• THE EXERCISE
Pictures should be excluded; otherwise, copy every entry exactly.

• LISTED RECORDS
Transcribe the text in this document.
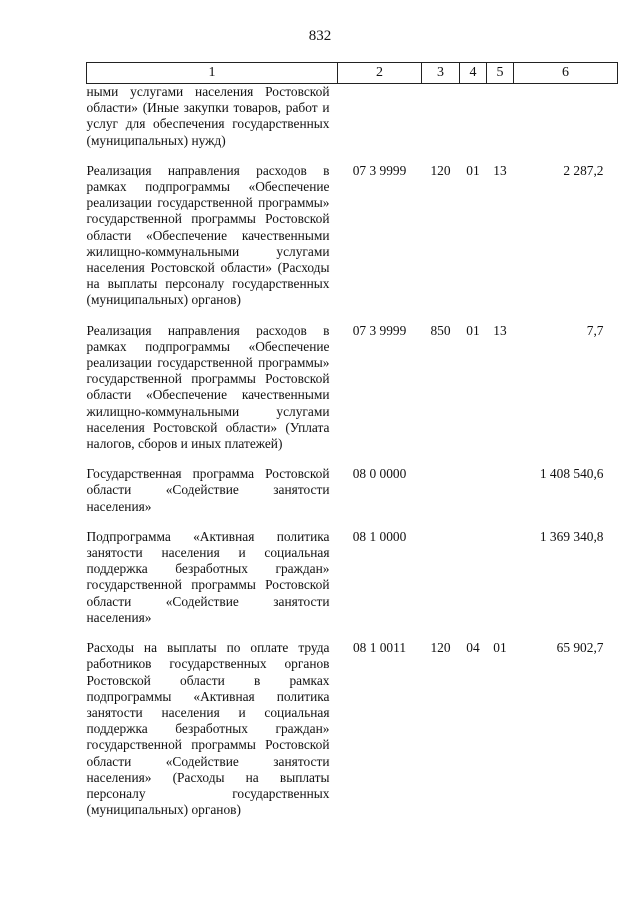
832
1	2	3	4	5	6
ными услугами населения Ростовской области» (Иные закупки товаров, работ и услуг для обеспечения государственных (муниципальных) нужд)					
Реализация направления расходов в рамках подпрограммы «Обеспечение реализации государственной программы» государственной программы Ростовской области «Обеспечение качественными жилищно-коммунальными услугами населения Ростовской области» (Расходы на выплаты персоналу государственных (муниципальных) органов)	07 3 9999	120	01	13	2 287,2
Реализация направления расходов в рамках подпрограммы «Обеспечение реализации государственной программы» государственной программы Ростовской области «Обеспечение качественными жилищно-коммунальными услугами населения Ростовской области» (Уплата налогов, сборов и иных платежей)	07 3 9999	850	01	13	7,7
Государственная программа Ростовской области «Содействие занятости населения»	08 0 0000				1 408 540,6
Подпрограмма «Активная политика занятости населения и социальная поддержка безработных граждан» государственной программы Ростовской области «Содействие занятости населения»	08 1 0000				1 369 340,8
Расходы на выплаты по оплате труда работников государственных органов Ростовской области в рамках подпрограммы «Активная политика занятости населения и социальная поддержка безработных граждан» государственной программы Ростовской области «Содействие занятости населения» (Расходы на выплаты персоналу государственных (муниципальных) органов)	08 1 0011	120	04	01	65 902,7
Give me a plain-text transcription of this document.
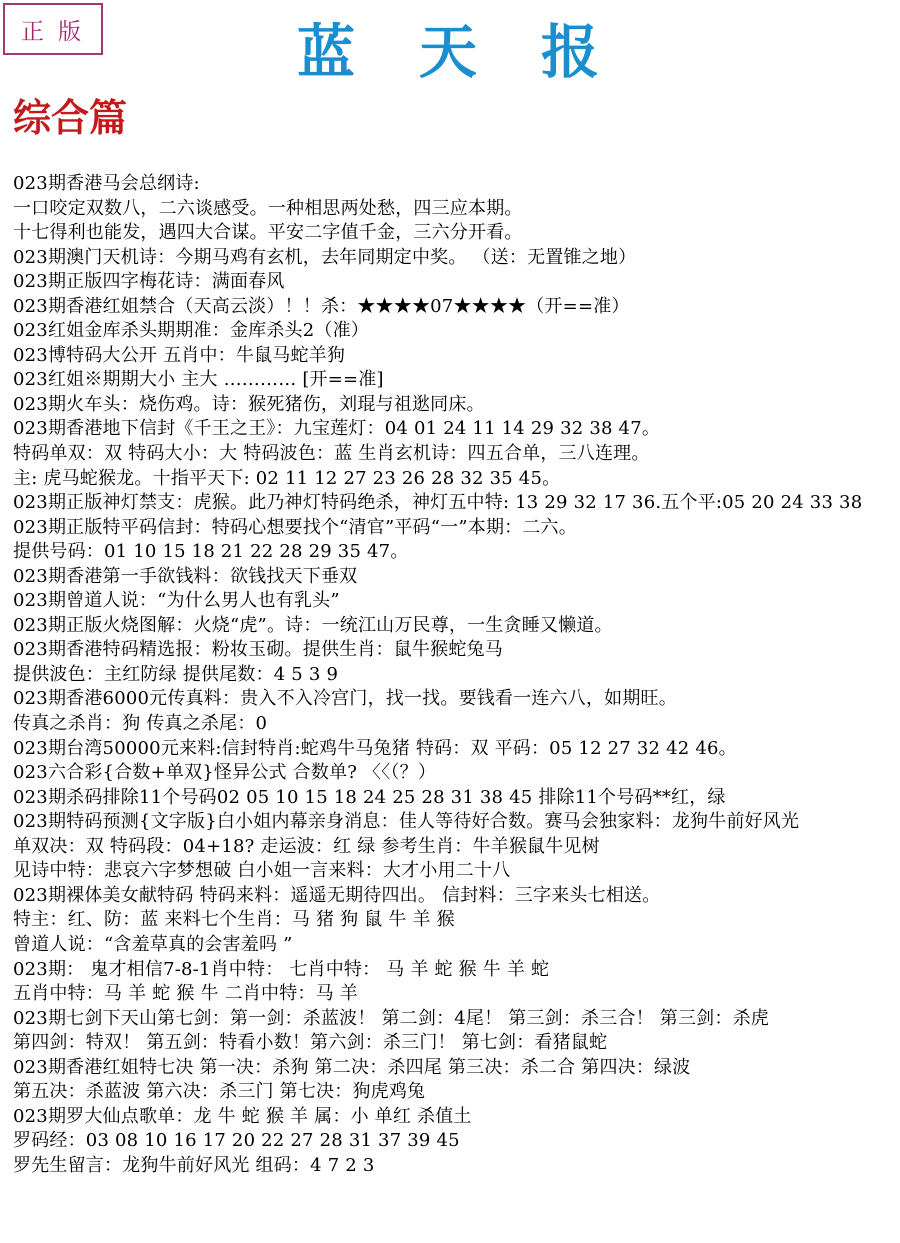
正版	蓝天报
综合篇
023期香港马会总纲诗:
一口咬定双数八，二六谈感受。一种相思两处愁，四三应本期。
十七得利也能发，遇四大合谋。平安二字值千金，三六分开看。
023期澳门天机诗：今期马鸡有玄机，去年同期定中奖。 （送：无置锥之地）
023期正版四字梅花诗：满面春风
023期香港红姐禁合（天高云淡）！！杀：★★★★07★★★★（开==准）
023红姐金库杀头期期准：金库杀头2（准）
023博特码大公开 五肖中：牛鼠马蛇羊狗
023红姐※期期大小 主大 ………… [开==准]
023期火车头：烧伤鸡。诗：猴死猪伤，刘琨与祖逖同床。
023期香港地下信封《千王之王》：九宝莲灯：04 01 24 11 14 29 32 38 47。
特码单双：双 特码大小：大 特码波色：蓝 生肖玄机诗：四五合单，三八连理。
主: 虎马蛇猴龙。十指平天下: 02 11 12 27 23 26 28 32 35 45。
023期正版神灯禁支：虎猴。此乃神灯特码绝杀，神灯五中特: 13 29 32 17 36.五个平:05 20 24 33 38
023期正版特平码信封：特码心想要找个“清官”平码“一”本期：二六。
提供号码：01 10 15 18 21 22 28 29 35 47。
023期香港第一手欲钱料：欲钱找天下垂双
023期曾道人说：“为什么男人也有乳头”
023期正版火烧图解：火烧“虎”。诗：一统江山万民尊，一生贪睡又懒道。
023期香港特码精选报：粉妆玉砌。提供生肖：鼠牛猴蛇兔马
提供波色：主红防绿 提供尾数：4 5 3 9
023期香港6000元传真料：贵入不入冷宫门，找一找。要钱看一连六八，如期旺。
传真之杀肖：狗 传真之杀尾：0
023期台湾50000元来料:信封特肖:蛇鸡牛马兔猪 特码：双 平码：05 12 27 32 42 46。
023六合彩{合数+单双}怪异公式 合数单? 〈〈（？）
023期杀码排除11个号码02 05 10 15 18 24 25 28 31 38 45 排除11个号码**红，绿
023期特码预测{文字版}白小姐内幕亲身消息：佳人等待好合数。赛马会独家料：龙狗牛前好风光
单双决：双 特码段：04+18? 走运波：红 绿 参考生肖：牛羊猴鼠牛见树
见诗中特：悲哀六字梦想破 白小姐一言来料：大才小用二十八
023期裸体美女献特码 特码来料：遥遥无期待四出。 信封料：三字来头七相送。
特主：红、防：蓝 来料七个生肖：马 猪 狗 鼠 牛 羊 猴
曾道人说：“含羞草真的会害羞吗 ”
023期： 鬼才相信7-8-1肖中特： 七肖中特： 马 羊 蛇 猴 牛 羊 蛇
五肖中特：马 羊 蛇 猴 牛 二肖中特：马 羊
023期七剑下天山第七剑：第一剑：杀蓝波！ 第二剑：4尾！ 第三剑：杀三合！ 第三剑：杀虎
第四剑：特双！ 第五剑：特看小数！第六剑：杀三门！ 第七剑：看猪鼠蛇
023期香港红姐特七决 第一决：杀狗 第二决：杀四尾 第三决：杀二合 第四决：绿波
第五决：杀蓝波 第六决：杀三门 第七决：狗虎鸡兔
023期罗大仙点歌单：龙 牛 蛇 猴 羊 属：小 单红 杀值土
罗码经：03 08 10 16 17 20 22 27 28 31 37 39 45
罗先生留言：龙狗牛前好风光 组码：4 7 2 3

• FINAL ANSWER
Transcribe the text in this document.
832
1	2	3	4	5	6
ными услугами населения Ростовской области» (Иные закупки товаров, работ и услуг для обеспечения государственных (муниципальных) нужд)					
Реализация направления расходов в рамках подпрограммы «Обеспечение реализации государственной программы» государственной программы Ростовской области «Обеспечение качественными жилищно-коммунальными услугами населения Ростовской области» (Расходы на выплаты персоналу государственных (муниципальных) органов)	07 3 9999	120	01	13	2 287,2
Реализация направления расходов в рамках подпрограммы «Обеспечение реализации государственной программы» государственной программы Ростовской области «Обеспечение качественными жилищно-коммунальными услугами населения Ростовской области» (Уплата налогов, сборов и иных платежей)	07 3 9999	850	01	13	7,7
Государственная программа Ростовской области «Содействие занятости населения»	08 0 0000				1 408 540,6
Подпрограмма «Активная политика занятости населения и социальная поддержка безработных граждан» государственной программы Ростовской области «Содействие занятости населения»	08 1 0000				1 369 340,8
Расходы на выплаты по оплате труда работников государственных органов Ростовской области в рамках подпрограммы «Активная политика занятости населения и социальная поддержка безработных граждан» государственной программы Ростовской области «Содействие занятости населения» (Расходы на выплаты персоналу государственных (муниципальных) органов)	08 1 0011	120	04	01	65 902,7
Give me a plain-text transcription of this document.
正版	蓝天报
综合篇
023期香港马会总纲诗:
一口咬定双数八，二六谈感受。一种相思两处愁，四三应本期。
十七得利也能发，遇四大合谋。平安二字值千金，三六分开看。
023期澳门天机诗：今期马鸡有玄机，去年同期定中奖。 （送：无置锥之地）
023期正版四字梅花诗：满面春风
023期香港红姐禁合（天高云淡）！！杀：★★★★07★★★★（开==准）
023红姐金库杀头期期准：金库杀头2（准）
023博特码大公开 五肖中：牛鼠马蛇羊狗
023红姐※期期大小 主大 ………… [开==准]
023期火车头：烧伤鸡。诗：猴死猪伤，刘琨与祖逖同床。
023期香港地下信封《千王之王》：九宝莲灯：04 01 24 11 14 29 32 38 47。
特码单双：双 特码大小：大 特码波色：蓝 生肖玄机诗：四五合单，三八连理。
主: 虎马蛇猴龙。十指平天下: 02 11 12 27 23 26 28 32 35 45。
023期正版神灯禁支：虎猴。此乃神灯特码绝杀，神灯五中特: 13 29 32 17 36.五个平:05 20 24 33 38
023期正版特平码信封：特码心想要找个“清官”平码“一”本期：二六。
提供号码：01 10 15 18 21 22 28 29 35 47。
023期香港第一手欲钱料：欲钱找天下垂双
023期曾道人说：“为什么男人也有乳头”
023期正版火烧图解：火烧“虎”。诗：一统江山万民尊，一生贪睡又懒道。
023期香港特码精选报：粉妆玉砌。提供生肖：鼠牛猴蛇兔马
提供波色：主红防绿 提供尾数：4 5 3 9
023期香港6000元传真料：贵入不入冷宫门，找一找。要钱看一连六八，如期旺。
传真之杀肖：狗 传真之杀尾：0
023期台湾50000元来料:信封特肖:蛇鸡牛马兔猪 特码：双 平码：05 12 27 32 42 46。
023六合彩{合数+单双}怪异公式 合数单? 〈〈（？）
023期杀码排除11个号码02 05 10 15 18 24 25 28 31 38 45 排除11个号码**红，绿
023期特码预测{文字版}白小姐内幕亲身消息：佳人等待好合数。赛马会独家料：龙狗牛前好风光
单双决：双 特码段：04+18? 走运波：红 绿 参考生肖：牛羊猴鼠牛见树
见诗中特：悲哀六字梦想破 白小姐一言来料：大才小用二十八
023期裸体美女献特码 特码来料：遥遥无期待四出。 信封料：三字来头七相送。
特主：红、防：蓝 来料七个生肖：马 猪 狗 鼠 牛 羊 猴
曾道人说：“含羞草真的会害羞吗 ”
023期： 鬼才相信7-8-1肖中特： 七肖中特： 马 羊 蛇 猴 牛 羊 蛇
五肖中特：马 羊 蛇 猴 牛 二肖中特：马 羊
023期七剑下天山第七剑：第一剑：杀蓝波！ 第二剑：4尾！ 第三剑：杀三合！ 第三剑：杀虎
第四剑：特双！ 第五剑：特看小数！第六剑：杀三门！ 第七剑：看猪鼠蛇
023期香港红姐特七决 第一决：杀狗 第二决：杀四尾 第三决：杀二合 第四决：绿波
第五决：杀蓝波 第六决：杀三门 第七决：狗虎鸡兔
023期罗大仙点歌单：龙 牛 蛇 猴 羊 属：小 单红 杀值土
罗码经：03 08 10 16 17 20 22 27 28 31 37 39 45
罗先生留言：龙狗牛前好风光 组码：4 7 2 3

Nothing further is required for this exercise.